» **Stated exercise**
Omit every picture and output the rest of the records exactly as they are.

— BEGIN —

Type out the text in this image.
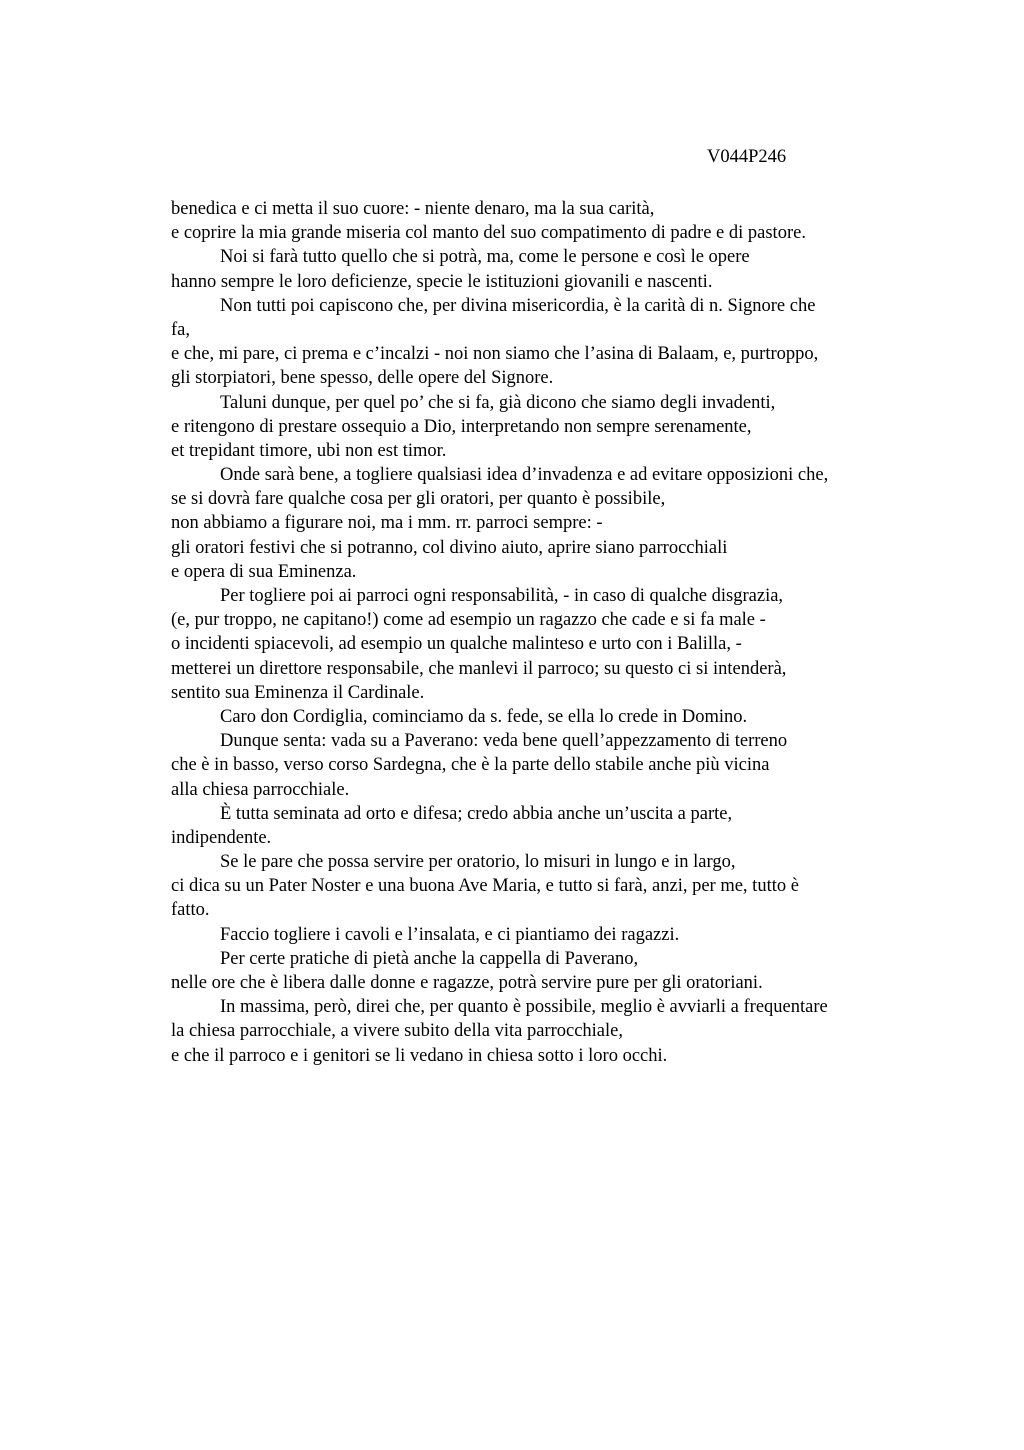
V044P246
benedica e ci metta il suo cuore: - niente denaro, ma la sua carità,
e coprire la mia grande miseria col manto del suo compatimento di padre e di pastore.
Noi si farà tutto quello che si potrà, ma, come le persone e così le opere
hanno sempre le loro deficienze, specie le istituzioni giovanili e nascenti.
Non tutti poi capiscono che, per divina misericordia, è la carità di n. Signore che
fa,
e che, mi pare, ci prema e c’incalzi - noi non siamo che l’asina di Balaam, e, purtroppo,
gli storpiatori, bene spesso, delle opere del Signore.
Taluni dunque, per quel po’ che si fa, già dicono che siamo degli invadenti,
e ritengono di prestare ossequio a Dio, interpretando non sempre serenamente,
et trepidant timore, ubi non est timor.
Onde sarà bene, a togliere qualsiasi idea d’invadenza e ad evitare opposizioni che,
se si dovrà fare qualche cosa per gli oratori, per quanto è possibile,
non abbiamo a figurare noi, ma i mm. rr. parroci sempre: -
gli oratori festivi che si potranno, col divino aiuto, aprire siano parrocchiali
e opera di sua Eminenza.
Per togliere poi ai parroci ogni responsabilità, - in caso di qualche disgrazia,
(e, pur troppo, ne capitano!) come ad esempio un ragazzo che cade e si fa male -
o incidenti spiacevoli, ad esempio un qualche malinteso e urto con i Balilla, -
metterei un direttore responsabile, che manlevi il parroco; su questo ci si intenderà,
sentito sua Eminenza il Cardinale.
Caro don Cordiglia, cominciamo da s. fede, se ella lo crede in Domino.
Dunque senta: vada su a Paverano: veda bene quell’appezzamento di terreno
che è in basso, verso corso Sardegna, che è la parte dello stabile anche più vicina
alla chiesa parrocchiale.
È tutta seminata ad orto e difesa; credo abbia anche un’uscita a parte,
indipendente.
Se le pare che possa servire per oratorio, lo misuri in lungo e in largo,
ci dica su un Pater Noster e una buona Ave Maria, e tutto si farà, anzi, per me, tutto è
fatto.
Faccio togliere i cavoli e l’insalata, e ci piantiamo dei ragazzi.
Per certe pratiche di pietà anche la cappella di Paverano,
nelle ore che è libera dalle donne e ragazze, potrà servire pure per gli oratoriani.
In massima, però, direi che, per quanto è possibile, meglio è avviarli a frequentare
la chiesa parrocchiale, a vivere subito della vita parrocchiale,
e che il parroco e i genitori se li vedano in chiesa sotto i loro occhi.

— END —

» **The output**
Type out the text in this image.
V044P246
benedica e ci metta il suo cuore: - niente denaro, ma la sua carità,
e coprire la mia grande miseria col manto del suo compatimento di padre e di pastore.
Noi si farà tutto quello che si potrà, ma, come le persone e così le opere
hanno sempre le loro deficienze, specie le istituzioni giovanili e nascenti.
Non tutti poi capiscono che, per divina misericordia, è la carità di n. Signore che
fa,
e che, mi pare, ci prema e c’incalzi - noi non siamo che l’asina di Balaam, e, purtroppo,
gli storpiatori, bene spesso, delle opere del Signore.
Taluni dunque, per quel po’ che si fa, già dicono che siamo degli invadenti,
e ritengono di prestare ossequio a Dio, interpretando non sempre serenamente,
et trepidant timore, ubi non est timor.
Onde sarà bene, a togliere qualsiasi idea d’invadenza e ad evitare opposizioni che,
se si dovrà fare qualche cosa per gli oratori, per quanto è possibile,
non abbiamo a figurare noi, ma i mm. rr. parroci sempre: -
gli oratori festivi che si potranno, col divino aiuto, aprire siano parrocchiali
e opera di sua Eminenza.
Per togliere poi ai parroci ogni responsabilità, - in caso di qualche disgrazia,
(e, pur troppo, ne capitano!) come ad esempio un ragazzo che cade e si fa male -
o incidenti spiacevoli, ad esempio un qualche malinteso e urto con i Balilla, -
metterei un direttore responsabile, che manlevi il parroco; su questo ci si intenderà,
sentito sua Eminenza il Cardinale.
Caro don Cordiglia, cominciamo da s. fede, se ella lo crede in Domino.
Dunque senta: vada su a Paverano: veda bene quell’appezzamento di terreno
che è in basso, verso corso Sardegna, che è la parte dello stabile anche più vicina
alla chiesa parrocchiale.
È tutta seminata ad orto e difesa; credo abbia anche un’uscita a parte,
indipendente.
Se le pare che possa servire per oratorio, lo misuri in lungo e in largo,
ci dica su un Pater Noster e una buona Ave Maria, e tutto si farà, anzi, per me, tutto è
fatto.
Faccio togliere i cavoli e l’insalata, e ci piantiamo dei ragazzi.
Per certe pratiche di pietà anche la cappella di Paverano,
nelle ore che è libera dalle donne e ragazze, potrà servire pure per gli oratoriani.
In massima, però, direi che, per quanto è possibile, meglio è avviarli a frequentare
la chiesa parrocchiale, a vivere subito della vita parrocchiale,
e che il parroco e i genitori se li vedano in chiesa sotto i loro occhi.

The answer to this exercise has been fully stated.